Dataset entries:

-- begin --

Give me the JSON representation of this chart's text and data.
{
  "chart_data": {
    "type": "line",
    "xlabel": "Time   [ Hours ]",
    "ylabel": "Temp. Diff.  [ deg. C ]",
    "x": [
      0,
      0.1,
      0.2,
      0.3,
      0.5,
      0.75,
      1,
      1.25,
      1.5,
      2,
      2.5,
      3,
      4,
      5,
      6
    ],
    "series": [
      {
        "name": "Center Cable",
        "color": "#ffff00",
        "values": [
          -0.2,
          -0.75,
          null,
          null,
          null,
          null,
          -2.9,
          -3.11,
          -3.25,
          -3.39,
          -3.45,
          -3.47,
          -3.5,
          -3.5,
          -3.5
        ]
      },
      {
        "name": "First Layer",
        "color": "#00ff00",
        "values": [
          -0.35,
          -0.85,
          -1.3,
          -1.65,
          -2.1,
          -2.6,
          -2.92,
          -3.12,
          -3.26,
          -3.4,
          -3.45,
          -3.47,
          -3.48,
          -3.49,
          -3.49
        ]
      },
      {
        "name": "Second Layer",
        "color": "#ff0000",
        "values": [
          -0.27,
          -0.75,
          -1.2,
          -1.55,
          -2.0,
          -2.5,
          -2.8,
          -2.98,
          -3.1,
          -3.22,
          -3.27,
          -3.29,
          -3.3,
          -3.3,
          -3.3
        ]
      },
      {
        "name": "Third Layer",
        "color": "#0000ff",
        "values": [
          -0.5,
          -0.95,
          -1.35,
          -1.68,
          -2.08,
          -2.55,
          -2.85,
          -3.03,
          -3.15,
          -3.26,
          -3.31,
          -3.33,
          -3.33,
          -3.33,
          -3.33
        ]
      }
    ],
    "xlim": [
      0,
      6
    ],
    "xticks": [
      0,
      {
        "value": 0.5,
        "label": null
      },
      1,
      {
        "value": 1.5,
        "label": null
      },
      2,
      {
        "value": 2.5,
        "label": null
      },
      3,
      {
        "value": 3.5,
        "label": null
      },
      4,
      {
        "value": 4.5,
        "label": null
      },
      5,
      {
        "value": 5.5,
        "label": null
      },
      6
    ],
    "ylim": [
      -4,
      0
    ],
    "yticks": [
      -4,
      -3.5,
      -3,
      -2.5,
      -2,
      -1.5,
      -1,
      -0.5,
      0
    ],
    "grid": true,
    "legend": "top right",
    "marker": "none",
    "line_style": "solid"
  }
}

-- end --

Task instructions: Read the entries and select each line where the word "name" is found.

Answer to the exercise:
        "name": "Center Cable",
        "name": "First Layer",
        "name": "Second Layer",
        "name": "Third Layer",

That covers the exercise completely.